[Items from a figure collection]
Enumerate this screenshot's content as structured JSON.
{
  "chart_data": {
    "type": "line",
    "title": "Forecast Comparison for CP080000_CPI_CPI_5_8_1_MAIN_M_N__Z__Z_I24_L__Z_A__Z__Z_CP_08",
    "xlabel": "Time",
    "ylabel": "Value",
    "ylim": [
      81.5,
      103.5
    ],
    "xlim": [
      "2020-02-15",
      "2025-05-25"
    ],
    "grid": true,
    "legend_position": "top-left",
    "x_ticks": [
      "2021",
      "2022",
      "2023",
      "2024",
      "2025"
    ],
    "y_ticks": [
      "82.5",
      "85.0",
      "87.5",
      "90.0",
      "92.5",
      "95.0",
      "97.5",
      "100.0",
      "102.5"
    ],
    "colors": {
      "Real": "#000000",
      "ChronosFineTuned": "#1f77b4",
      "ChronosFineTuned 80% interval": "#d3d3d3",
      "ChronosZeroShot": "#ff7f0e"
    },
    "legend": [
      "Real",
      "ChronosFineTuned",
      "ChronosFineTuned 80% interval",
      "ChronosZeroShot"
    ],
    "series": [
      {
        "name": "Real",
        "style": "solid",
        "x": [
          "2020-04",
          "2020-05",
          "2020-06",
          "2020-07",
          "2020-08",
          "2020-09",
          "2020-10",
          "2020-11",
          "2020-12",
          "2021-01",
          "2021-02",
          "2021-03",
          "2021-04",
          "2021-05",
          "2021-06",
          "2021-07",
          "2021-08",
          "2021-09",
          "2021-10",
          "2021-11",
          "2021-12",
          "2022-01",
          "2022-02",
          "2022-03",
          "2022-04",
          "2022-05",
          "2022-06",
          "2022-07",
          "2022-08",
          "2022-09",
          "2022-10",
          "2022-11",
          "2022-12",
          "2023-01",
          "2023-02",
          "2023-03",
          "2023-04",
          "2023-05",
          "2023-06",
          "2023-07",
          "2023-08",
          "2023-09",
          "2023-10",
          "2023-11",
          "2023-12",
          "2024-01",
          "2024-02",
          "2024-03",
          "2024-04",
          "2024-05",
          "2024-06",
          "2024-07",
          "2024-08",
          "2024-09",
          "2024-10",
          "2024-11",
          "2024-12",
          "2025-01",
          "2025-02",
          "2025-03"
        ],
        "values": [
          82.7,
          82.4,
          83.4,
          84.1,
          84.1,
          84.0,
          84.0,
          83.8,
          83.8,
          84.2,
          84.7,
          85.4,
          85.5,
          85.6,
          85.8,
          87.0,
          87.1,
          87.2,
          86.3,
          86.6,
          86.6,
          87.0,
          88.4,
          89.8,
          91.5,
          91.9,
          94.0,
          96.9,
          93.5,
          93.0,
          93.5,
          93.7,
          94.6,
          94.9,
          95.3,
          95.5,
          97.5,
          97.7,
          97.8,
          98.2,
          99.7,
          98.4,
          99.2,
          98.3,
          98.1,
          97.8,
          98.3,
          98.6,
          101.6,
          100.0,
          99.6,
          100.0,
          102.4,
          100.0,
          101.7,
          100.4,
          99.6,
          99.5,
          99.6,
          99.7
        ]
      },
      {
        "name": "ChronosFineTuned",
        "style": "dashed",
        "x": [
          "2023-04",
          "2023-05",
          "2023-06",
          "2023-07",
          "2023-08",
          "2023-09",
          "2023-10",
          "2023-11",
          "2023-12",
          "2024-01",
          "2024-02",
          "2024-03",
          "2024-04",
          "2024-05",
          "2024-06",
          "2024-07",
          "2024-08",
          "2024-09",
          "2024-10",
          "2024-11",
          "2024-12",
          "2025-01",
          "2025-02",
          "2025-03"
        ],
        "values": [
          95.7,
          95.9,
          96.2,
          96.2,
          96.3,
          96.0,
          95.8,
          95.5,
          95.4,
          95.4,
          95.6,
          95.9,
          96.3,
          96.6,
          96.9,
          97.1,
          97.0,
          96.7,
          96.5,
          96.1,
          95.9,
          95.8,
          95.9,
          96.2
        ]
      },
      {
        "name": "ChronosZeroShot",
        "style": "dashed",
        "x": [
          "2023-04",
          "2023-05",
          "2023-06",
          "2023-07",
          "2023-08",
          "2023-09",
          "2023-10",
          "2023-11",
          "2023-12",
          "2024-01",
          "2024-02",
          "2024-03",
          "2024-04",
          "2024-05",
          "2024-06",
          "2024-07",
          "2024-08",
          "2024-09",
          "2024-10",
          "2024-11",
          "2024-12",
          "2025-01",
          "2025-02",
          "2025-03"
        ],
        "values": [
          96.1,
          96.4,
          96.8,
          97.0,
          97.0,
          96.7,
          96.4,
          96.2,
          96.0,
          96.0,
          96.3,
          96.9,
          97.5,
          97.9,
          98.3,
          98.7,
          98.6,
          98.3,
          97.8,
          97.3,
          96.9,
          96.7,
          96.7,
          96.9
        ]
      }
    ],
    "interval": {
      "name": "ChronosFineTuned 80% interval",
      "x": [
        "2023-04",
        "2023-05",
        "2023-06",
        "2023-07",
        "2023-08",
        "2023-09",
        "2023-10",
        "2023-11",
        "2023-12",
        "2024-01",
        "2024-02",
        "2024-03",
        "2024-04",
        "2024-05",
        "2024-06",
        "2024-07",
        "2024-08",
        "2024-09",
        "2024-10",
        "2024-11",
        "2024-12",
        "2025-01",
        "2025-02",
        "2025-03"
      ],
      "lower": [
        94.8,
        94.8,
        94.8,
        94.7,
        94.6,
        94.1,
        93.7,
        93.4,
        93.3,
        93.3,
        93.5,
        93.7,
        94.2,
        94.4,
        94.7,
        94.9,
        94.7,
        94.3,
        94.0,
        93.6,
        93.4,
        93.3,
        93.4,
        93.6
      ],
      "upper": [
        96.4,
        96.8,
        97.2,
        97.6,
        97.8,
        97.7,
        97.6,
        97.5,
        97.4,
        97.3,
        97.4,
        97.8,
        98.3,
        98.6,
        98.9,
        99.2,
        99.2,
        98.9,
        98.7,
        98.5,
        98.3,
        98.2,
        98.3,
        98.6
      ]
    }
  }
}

Problem: Gather all lines of the records that include the word "name".

Result for this task:
        "name": "Real",
        "name": "ChronosFineTuned",
        "name": "ChronosZeroShot",
      "name": "ChronosFineTuned 80% interval",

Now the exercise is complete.